- _EXERCISE DESCRIPTION_: Identify all lines of the data containing the string "glyph" and copy them.

- _TASK DATA_:
»»
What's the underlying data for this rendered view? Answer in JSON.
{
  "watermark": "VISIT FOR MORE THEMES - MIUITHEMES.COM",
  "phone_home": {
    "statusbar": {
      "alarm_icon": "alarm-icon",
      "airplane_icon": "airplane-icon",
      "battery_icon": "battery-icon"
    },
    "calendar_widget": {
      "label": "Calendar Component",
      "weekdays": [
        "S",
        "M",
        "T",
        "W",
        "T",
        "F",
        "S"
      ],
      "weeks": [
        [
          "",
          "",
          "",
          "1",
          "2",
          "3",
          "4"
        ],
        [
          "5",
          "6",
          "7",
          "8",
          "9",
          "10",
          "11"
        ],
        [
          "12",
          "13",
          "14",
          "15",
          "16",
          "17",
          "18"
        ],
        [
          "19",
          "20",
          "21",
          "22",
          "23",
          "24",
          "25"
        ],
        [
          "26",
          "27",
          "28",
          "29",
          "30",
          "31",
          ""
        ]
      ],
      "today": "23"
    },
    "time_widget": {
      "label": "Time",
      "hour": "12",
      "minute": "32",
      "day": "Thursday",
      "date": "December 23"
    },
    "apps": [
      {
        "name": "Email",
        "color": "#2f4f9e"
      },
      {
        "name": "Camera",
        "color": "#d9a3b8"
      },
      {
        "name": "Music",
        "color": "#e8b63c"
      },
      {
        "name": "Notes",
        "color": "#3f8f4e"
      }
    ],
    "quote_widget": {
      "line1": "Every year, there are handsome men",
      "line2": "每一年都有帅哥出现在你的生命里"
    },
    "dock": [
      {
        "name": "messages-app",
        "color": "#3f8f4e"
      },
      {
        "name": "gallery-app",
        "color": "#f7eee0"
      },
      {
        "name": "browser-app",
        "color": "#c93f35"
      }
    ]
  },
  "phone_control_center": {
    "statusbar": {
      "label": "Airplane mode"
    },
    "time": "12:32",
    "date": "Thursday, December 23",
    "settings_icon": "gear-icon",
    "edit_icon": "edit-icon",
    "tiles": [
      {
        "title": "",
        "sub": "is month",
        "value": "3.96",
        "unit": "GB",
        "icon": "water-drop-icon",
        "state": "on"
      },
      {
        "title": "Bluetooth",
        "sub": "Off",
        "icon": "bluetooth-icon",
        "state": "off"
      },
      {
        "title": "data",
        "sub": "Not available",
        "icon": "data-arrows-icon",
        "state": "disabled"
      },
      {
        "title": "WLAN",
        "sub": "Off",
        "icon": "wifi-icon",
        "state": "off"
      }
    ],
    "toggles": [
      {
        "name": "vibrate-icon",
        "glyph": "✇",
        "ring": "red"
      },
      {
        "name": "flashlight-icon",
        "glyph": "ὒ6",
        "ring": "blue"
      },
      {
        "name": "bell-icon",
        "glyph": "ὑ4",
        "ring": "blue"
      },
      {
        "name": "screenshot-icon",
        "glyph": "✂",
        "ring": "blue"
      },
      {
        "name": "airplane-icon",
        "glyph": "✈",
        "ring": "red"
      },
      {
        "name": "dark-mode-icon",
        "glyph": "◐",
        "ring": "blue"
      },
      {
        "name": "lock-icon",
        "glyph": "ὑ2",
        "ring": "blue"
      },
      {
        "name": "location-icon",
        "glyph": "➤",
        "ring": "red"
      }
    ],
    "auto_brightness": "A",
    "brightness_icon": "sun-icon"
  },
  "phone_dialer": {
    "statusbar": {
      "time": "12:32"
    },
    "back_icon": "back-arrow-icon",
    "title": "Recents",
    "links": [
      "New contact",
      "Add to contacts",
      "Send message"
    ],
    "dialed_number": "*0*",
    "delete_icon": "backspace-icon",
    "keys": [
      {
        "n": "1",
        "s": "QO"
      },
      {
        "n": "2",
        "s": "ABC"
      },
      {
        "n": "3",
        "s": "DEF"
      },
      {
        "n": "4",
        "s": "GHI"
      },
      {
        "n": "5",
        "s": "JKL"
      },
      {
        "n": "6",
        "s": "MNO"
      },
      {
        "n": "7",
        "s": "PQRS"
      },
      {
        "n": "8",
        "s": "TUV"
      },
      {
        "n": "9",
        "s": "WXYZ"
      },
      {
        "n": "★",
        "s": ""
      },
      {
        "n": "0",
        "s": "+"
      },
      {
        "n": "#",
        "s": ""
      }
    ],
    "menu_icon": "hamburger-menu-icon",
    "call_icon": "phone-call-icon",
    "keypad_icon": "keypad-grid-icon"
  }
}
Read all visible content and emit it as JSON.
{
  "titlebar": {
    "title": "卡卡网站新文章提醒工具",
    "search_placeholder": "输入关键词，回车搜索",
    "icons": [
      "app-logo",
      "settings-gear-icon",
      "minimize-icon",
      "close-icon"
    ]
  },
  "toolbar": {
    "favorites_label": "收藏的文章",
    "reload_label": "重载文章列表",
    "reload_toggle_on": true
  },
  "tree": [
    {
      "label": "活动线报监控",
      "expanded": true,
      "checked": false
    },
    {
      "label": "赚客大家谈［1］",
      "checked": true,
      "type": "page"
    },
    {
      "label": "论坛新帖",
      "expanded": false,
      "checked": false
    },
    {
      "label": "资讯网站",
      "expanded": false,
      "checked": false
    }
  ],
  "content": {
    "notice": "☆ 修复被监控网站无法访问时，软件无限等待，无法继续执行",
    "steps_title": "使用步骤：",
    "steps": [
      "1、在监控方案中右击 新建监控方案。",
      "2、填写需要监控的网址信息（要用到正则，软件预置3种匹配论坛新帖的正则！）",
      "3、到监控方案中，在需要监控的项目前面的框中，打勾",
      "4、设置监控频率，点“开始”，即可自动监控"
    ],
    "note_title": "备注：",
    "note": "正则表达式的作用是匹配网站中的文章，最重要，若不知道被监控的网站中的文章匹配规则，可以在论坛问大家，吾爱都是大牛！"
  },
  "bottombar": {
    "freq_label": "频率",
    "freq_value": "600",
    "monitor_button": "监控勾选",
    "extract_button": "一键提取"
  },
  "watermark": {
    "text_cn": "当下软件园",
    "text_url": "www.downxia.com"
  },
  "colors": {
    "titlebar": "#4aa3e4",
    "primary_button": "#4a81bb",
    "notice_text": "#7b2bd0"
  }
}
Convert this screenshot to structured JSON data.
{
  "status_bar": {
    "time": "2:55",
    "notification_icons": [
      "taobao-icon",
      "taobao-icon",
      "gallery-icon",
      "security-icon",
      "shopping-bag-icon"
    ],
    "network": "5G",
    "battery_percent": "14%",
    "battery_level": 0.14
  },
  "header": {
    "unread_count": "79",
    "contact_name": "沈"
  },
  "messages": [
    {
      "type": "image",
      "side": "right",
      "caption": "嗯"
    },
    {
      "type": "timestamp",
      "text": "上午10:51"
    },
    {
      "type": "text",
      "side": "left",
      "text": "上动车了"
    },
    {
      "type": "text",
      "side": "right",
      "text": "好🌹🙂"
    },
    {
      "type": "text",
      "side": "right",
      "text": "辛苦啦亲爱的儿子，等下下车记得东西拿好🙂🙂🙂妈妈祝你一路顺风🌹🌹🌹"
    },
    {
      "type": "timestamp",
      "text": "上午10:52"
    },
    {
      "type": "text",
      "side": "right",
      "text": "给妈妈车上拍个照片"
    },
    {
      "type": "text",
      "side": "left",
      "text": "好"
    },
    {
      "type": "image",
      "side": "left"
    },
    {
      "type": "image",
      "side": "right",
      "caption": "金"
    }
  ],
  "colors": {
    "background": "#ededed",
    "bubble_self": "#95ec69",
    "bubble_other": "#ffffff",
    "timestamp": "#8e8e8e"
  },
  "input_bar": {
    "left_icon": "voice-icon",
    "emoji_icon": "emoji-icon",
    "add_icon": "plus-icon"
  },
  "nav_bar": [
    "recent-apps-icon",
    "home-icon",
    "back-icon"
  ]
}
««
- _RESPONSE_:
        "glyph": "✇",
        "glyph": "ὒ6",
        "glyph": "ὑ4",
        "glyph": "✂",
        "glyph": "✈",
        "glyph": "◐",
        "glyph": "ὑ2",
        "glyph": "➤",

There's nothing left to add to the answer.